== Extracted material ==
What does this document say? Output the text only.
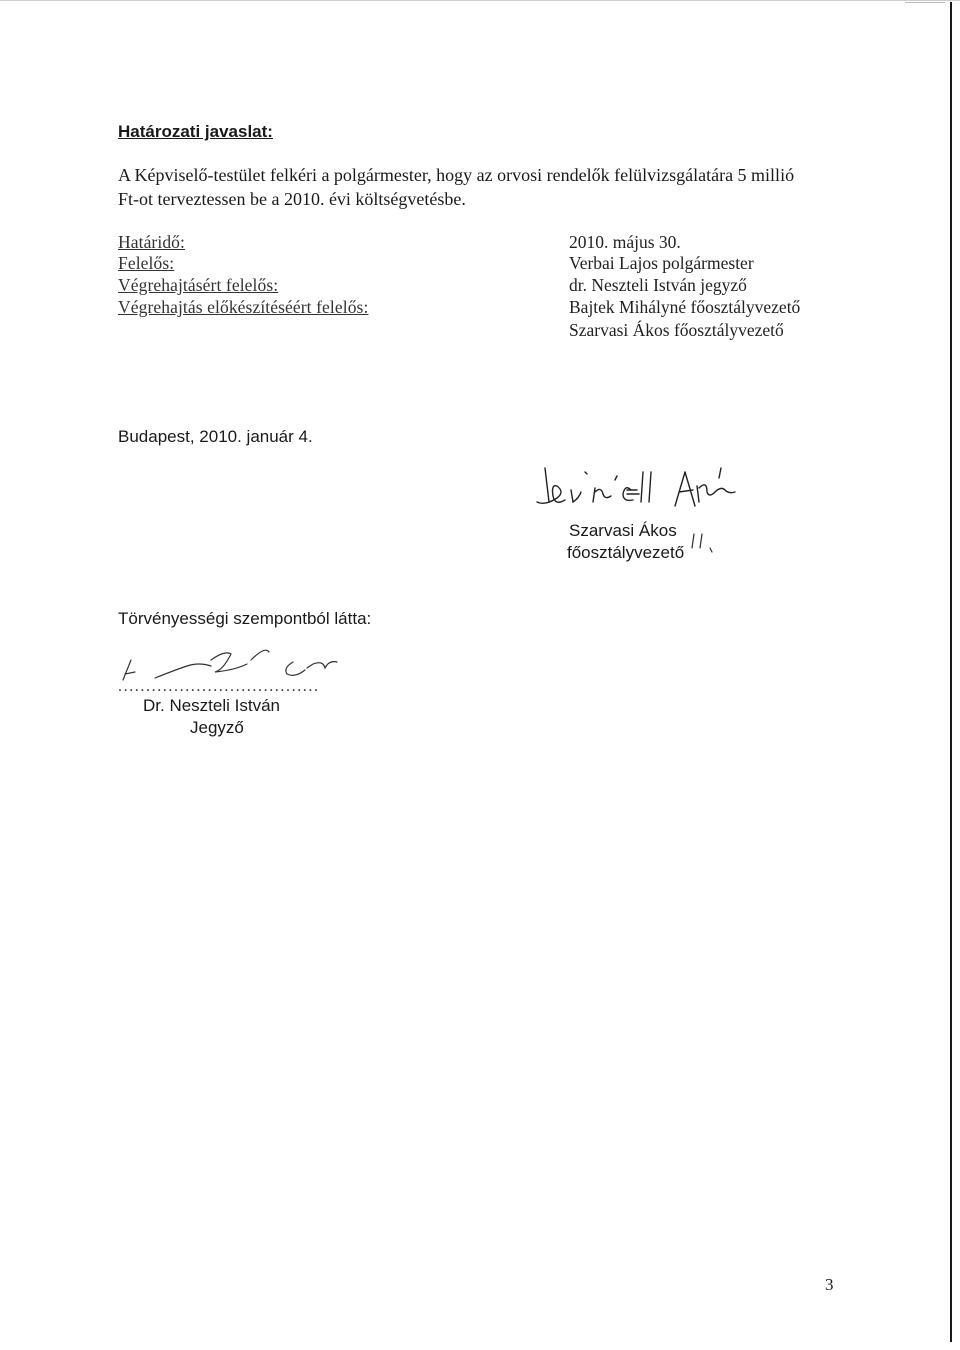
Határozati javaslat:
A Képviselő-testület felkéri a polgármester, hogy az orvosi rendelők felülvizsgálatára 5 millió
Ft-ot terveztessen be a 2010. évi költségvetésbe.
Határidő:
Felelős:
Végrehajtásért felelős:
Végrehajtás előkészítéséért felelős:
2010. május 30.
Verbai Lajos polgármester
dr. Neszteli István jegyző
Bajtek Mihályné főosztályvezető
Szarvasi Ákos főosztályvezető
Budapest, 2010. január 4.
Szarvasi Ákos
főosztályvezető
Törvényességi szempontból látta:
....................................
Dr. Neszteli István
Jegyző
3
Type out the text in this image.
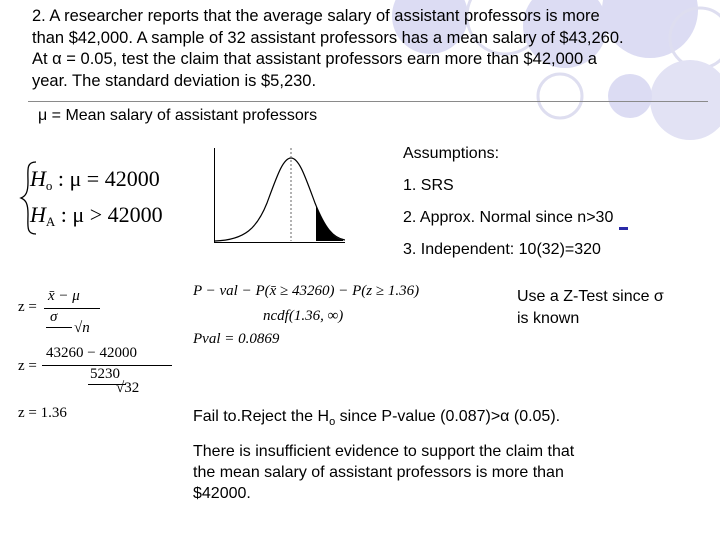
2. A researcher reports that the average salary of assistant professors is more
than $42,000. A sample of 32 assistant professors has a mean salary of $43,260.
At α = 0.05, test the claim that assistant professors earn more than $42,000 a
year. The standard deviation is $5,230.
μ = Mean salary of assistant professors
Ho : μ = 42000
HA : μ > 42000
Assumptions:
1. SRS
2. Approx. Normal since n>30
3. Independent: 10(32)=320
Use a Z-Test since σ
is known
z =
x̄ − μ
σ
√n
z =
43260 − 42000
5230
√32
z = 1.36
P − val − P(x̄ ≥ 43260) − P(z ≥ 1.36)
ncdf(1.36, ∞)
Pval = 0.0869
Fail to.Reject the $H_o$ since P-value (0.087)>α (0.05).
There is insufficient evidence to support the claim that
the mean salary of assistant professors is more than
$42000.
===
All the records above need to be given again word for word. Skip the pictures.

#### Response to this exercise:
What does this document say? Output the text only.
Határozati javaslat:
A Képviselő-testület felkéri a polgármester, hogy az orvosi rendelők felülvizsgálatára 5 millió
Ft-ot terveztessen be a 2010. évi költségvetésbe.
Határidő:
Felelős:
Végrehajtásért felelős:
Végrehajtás előkészítéséért felelős:
2010. május 30.
Verbai Lajos polgármester
dr. Neszteli István jegyző
Bajtek Mihályné főosztályvezető
Szarvasi Ákos főosztályvezető
Budapest, 2010. január 4.
Szarvasi Ákos
főosztályvezető
Törvényességi szempontból látta:
....................................
Dr. Neszteli István
Jegyző
3
Type out the text in this image.
2. A researcher reports that the average salary of assistant professors is more
than $42,000. A sample of 32 assistant professors has a mean salary of $43,260.
At α = 0.05, test the claim that assistant professors earn more than $42,000 a
year. The standard deviation is $5,230.
μ = Mean salary of assistant professors
Ho : μ = 42000
HA : μ > 42000
Assumptions:
1. SRS
2. Approx. Normal since n>30
3. Independent: 10(32)=320
Use a Z-Test since σ
is known
z =
x̄ − μ
σ
√n
z =
43260 − 42000
5230
√32
z = 1.36
P − val − P(x̄ ≥ 43260) − P(z ≥ 1.36)
ncdf(1.36, ∞)
Pval = 0.0869
Fail to.Reject the $H_o$ since P-value (0.087)>α (0.05).
There is insufficient evidence to support the claim that
the mean salary of assistant professors is more than
$42000.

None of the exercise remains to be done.